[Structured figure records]
════════
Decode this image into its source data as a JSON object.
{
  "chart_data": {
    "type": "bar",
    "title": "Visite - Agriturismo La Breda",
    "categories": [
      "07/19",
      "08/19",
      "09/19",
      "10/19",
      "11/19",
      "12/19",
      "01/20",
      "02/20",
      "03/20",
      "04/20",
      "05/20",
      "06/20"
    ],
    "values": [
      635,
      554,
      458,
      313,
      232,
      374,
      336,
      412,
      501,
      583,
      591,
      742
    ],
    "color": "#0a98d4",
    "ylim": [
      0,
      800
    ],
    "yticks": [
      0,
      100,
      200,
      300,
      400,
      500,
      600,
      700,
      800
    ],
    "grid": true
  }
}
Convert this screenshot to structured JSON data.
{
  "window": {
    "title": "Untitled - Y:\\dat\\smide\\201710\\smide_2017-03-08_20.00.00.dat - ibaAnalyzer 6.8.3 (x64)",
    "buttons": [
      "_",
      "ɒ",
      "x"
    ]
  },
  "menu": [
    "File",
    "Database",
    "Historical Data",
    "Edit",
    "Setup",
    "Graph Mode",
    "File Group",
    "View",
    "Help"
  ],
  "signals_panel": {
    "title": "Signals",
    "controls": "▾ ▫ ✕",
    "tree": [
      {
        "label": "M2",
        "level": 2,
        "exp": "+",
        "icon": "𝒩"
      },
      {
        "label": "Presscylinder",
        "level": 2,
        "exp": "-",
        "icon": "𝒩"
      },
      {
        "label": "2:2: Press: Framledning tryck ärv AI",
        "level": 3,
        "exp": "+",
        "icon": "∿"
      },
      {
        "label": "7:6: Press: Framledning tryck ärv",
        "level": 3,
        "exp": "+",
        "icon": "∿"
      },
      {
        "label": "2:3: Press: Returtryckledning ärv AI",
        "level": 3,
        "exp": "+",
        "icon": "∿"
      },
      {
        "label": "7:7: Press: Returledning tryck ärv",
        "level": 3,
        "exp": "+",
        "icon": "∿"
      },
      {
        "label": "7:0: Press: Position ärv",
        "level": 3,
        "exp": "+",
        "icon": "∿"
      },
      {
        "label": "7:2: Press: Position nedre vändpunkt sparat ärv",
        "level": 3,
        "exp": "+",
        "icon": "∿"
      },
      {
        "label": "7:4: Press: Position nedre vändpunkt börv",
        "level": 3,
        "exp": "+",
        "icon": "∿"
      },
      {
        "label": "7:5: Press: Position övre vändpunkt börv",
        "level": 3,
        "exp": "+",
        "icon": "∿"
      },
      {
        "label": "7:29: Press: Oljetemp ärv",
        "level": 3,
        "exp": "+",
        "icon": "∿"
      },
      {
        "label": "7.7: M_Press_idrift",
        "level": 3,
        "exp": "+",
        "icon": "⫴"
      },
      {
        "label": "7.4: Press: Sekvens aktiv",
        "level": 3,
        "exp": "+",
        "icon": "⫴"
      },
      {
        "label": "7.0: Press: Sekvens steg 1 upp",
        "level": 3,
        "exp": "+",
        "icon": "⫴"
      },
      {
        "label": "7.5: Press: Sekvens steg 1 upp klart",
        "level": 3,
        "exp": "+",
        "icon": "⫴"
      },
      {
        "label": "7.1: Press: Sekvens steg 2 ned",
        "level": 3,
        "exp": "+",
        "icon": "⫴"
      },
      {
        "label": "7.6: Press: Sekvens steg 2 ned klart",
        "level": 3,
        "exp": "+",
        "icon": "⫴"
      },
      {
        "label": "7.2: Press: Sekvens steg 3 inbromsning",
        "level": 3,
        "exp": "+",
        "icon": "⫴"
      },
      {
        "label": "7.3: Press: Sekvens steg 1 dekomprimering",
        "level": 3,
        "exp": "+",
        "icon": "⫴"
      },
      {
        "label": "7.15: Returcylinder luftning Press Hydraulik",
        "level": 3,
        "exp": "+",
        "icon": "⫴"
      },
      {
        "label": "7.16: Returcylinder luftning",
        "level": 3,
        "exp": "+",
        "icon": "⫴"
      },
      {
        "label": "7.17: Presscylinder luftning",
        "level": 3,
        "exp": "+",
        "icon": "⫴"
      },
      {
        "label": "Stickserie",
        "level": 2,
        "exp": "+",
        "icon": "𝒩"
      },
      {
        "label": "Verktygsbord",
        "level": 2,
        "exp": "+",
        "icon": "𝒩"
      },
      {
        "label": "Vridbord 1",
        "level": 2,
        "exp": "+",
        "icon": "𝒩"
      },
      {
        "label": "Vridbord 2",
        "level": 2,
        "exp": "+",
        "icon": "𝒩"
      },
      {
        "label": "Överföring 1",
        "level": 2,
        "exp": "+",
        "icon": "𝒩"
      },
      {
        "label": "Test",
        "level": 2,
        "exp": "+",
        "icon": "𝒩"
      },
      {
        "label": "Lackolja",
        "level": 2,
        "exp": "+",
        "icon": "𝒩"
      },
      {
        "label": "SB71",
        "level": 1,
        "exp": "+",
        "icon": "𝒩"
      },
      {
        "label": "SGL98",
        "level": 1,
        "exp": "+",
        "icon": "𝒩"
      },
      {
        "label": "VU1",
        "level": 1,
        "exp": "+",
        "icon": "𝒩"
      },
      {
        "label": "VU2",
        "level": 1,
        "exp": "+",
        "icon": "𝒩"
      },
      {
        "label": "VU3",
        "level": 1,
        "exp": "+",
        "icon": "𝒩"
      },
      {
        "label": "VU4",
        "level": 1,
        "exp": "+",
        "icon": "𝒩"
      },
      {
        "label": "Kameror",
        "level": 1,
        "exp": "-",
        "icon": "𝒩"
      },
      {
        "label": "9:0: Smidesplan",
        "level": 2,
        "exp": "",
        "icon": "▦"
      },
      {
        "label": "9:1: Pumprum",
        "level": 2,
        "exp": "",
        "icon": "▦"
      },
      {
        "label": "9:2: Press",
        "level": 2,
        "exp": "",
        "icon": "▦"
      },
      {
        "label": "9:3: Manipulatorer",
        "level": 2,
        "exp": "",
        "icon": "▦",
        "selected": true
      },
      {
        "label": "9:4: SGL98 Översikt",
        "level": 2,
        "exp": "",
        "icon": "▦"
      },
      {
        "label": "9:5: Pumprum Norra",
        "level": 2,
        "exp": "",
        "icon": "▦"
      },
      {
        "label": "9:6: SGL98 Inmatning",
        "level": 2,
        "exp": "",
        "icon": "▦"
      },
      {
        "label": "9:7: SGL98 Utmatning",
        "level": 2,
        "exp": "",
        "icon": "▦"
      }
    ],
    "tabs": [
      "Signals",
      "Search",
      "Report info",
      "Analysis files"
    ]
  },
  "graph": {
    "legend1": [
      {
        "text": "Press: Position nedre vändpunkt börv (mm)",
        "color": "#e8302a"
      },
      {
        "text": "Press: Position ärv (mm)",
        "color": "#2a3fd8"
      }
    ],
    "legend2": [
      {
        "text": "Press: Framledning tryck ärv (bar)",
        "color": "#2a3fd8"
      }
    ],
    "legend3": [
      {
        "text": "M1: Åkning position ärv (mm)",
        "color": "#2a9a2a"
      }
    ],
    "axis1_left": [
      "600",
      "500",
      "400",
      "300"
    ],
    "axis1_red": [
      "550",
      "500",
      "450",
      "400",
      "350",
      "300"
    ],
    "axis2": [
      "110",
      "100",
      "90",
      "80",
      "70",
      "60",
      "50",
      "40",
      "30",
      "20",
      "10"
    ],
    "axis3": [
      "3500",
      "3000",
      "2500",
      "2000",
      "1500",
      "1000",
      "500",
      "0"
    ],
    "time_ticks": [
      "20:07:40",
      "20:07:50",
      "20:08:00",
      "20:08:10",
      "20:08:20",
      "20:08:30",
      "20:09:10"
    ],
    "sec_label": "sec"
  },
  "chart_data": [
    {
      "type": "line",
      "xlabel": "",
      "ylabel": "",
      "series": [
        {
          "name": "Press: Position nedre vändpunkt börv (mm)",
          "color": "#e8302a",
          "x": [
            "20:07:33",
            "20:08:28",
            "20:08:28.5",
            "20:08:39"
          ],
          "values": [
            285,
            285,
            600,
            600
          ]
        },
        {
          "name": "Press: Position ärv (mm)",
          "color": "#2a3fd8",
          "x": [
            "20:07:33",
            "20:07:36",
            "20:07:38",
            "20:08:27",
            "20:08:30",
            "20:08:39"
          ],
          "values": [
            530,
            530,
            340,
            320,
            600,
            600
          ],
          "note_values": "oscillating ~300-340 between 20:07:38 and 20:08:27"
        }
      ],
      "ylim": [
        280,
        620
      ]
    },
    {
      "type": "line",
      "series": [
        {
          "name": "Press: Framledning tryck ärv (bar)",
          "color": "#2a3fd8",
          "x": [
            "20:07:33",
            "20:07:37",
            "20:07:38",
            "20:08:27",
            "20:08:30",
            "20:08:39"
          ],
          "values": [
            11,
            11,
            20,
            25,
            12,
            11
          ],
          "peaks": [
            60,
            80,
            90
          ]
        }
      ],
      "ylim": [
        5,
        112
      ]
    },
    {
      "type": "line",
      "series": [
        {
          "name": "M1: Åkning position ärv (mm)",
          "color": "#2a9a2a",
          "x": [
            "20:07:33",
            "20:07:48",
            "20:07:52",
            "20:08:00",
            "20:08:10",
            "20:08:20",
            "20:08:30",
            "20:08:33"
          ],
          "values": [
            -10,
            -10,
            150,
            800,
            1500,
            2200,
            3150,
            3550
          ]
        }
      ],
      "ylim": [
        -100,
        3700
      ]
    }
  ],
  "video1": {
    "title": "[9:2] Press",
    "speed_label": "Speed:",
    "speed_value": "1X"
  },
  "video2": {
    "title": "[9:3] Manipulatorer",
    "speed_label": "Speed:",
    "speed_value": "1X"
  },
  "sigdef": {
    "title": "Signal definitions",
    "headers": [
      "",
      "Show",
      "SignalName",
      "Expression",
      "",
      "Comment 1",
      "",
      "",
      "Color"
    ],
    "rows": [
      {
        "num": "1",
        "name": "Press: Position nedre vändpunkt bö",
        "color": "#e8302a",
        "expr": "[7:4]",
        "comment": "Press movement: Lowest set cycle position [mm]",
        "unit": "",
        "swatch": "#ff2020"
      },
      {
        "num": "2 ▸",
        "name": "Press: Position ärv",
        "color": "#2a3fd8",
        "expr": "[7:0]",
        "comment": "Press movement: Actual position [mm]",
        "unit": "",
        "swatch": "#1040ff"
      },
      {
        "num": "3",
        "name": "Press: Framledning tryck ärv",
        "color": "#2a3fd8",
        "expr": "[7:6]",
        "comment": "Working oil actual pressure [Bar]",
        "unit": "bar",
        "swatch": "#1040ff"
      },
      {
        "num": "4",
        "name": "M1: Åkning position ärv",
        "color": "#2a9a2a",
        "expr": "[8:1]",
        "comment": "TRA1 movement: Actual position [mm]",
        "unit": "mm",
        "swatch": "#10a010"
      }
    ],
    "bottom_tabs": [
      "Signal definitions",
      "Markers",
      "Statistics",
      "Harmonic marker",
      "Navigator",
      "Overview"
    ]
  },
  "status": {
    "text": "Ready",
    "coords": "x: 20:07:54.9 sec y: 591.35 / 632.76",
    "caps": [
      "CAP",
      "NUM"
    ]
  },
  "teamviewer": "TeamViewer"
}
════════
Requirement
Return each line with "title".

Solution to this problem
    "title": "Visite - Agriturismo La Breda",
    "title": "Untitled - Y:\\dat\\smide\\201710\\smide_2017-03-08_20.00.00.dat - ibaAnalyzer 6.8.3 (x64)",
    "title": "Signals",
    "title": "[9:2] Press",
    "title": "[9:3] Manipulatorer",
    "title": "Signal definitions",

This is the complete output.